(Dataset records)

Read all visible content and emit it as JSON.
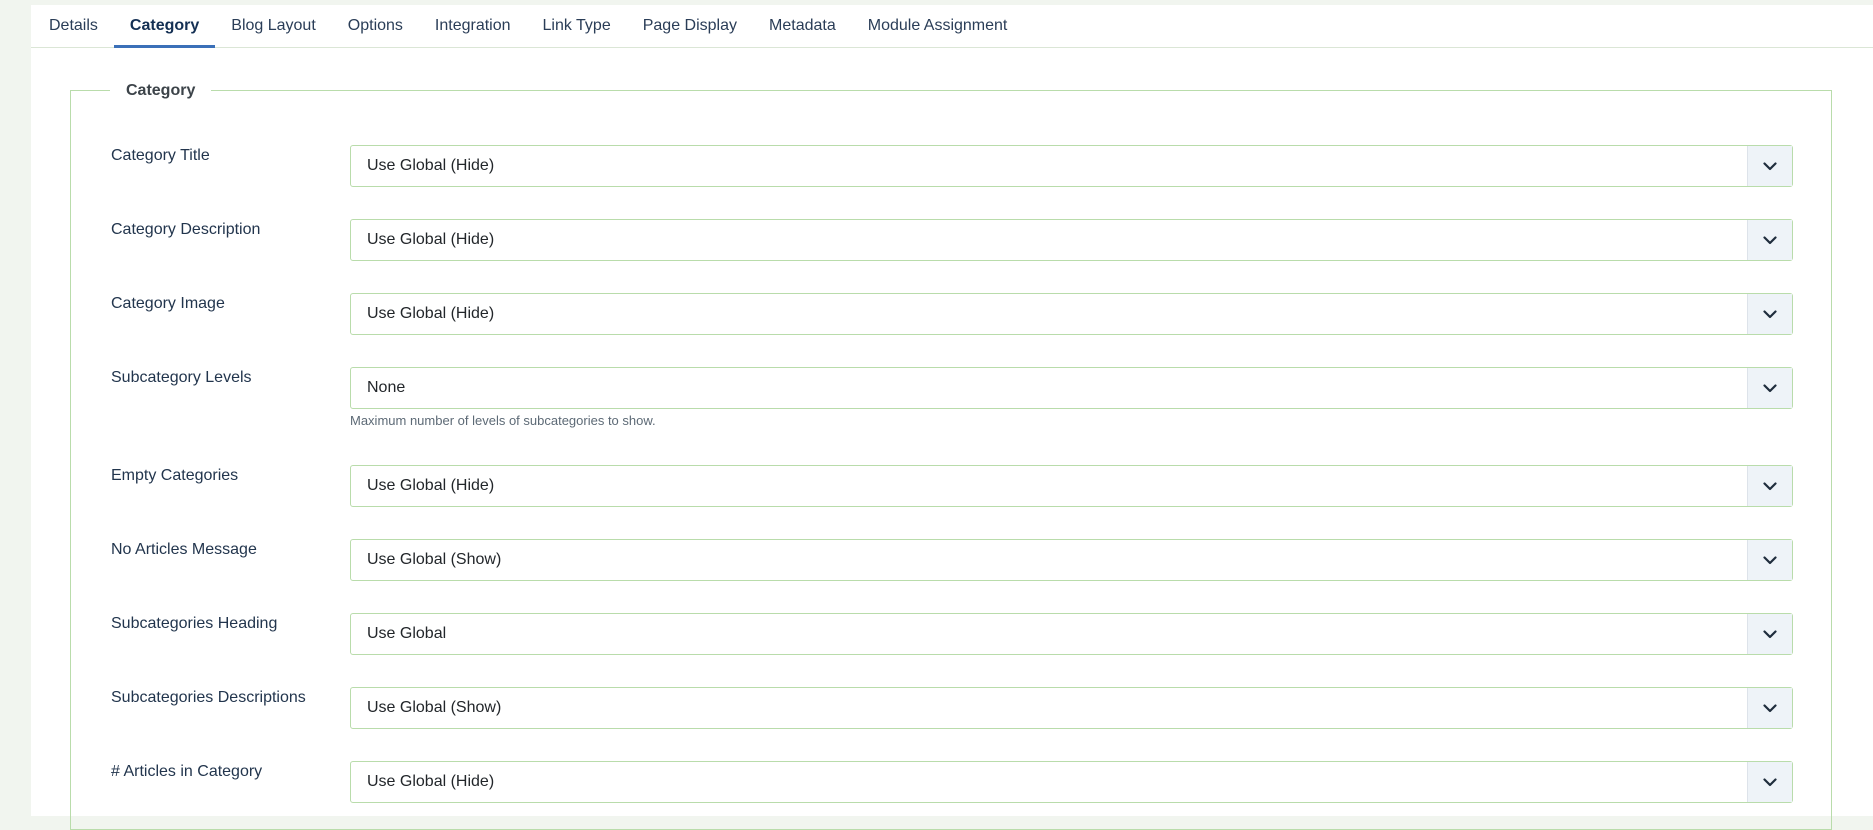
{
  "tabs": [
    {
      "label": "Details",
      "active": false
    },
    {
      "label": "Category",
      "active": true
    },
    {
      "label": "Blog Layout",
      "active": false
    },
    {
      "label": "Options",
      "active": false
    },
    {
      "label": "Integration",
      "active": false
    },
    {
      "label": "Link Type",
      "active": false
    },
    {
      "label": "Page Display",
      "active": false
    },
    {
      "label": "Metadata",
      "active": false
    },
    {
      "label": "Module Assignment",
      "active": false
    }
  ],
  "fieldset": {
    "legend": "Category",
    "fields": [
      {
        "label": "Category Title",
        "value": "Use Global (Hide)"
      },
      {
        "label": "Category Description",
        "value": "Use Global (Hide)"
      },
      {
        "label": "Category Image",
        "value": "Use Global (Hide)"
      },
      {
        "label": "Subcategory Levels",
        "value": "None",
        "help": "Maximum number of levels of subcategories to show."
      },
      {
        "label": "Empty Categories",
        "value": "Use Global (Hide)"
      },
      {
        "label": "No Articles Message",
        "value": "Use Global (Show)"
      },
      {
        "label": "Subcategories Heading",
        "value": "Use Global"
      },
      {
        "label": "Subcategories Descriptions",
        "value": "Use Global (Show)"
      },
      {
        "label": "# Articles in Category",
        "value": "Use Global (Hide)"
      }
    ]
  },
  "icons": {
    "select_caret": "chevron-down-icon"
  },
  "colors": {
    "page_background": "#f1f5ef",
    "border_green": "#b9dcab",
    "active_tab_underline": "#3b70b8",
    "caret_background": "#eef3f8"
  }
}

■ Job: Output the full set of records above without changing a word, and drop the images.

■ Exercise result:
Read all visible content and emit it as JSON.
{
  "tabs": [
    {
      "label": "Details",
      "active": false
    },
    {
      "label": "Category",
      "active": true
    },
    {
      "label": "Blog Layout",
      "active": false
    },
    {
      "label": "Options",
      "active": false
    },
    {
      "label": "Integration",
      "active": false
    },
    {
      "label": "Link Type",
      "active": false
    },
    {
      "label": "Page Display",
      "active": false
    },
    {
      "label": "Metadata",
      "active": false
    },
    {
      "label": "Module Assignment",
      "active": false
    }
  ],
  "fieldset": {
    "legend": "Category",
    "fields": [
      {
        "label": "Category Title",
        "value": "Use Global (Hide)"
      },
      {
        "label": "Category Description",
        "value": "Use Global (Hide)"
      },
      {
        "label": "Category Image",
        "value": "Use Global (Hide)"
      },
      {
        "label": "Subcategory Levels",
        "value": "None",
        "help": "Maximum number of levels of subcategories to show."
      },
      {
        "label": "Empty Categories",
        "value": "Use Global (Hide)"
      },
      {
        "label": "No Articles Message",
        "value": "Use Global (Show)"
      },
      {
        "label": "Subcategories Heading",
        "value": "Use Global"
      },
      {
        "label": "Subcategories Descriptions",
        "value": "Use Global (Show)"
      },
      {
        "label": "# Articles in Category",
        "value": "Use Global (Hide)"
      }
    ]
  },
  "icons": {
    "select_caret": "chevron-down-icon"
  },
  "colors": {
    "page_background": "#f1f5ef",
    "border_green": "#b9dcab",
    "active_tab_underline": "#3b70b8",
    "caret_background": "#eef3f8"
  }
}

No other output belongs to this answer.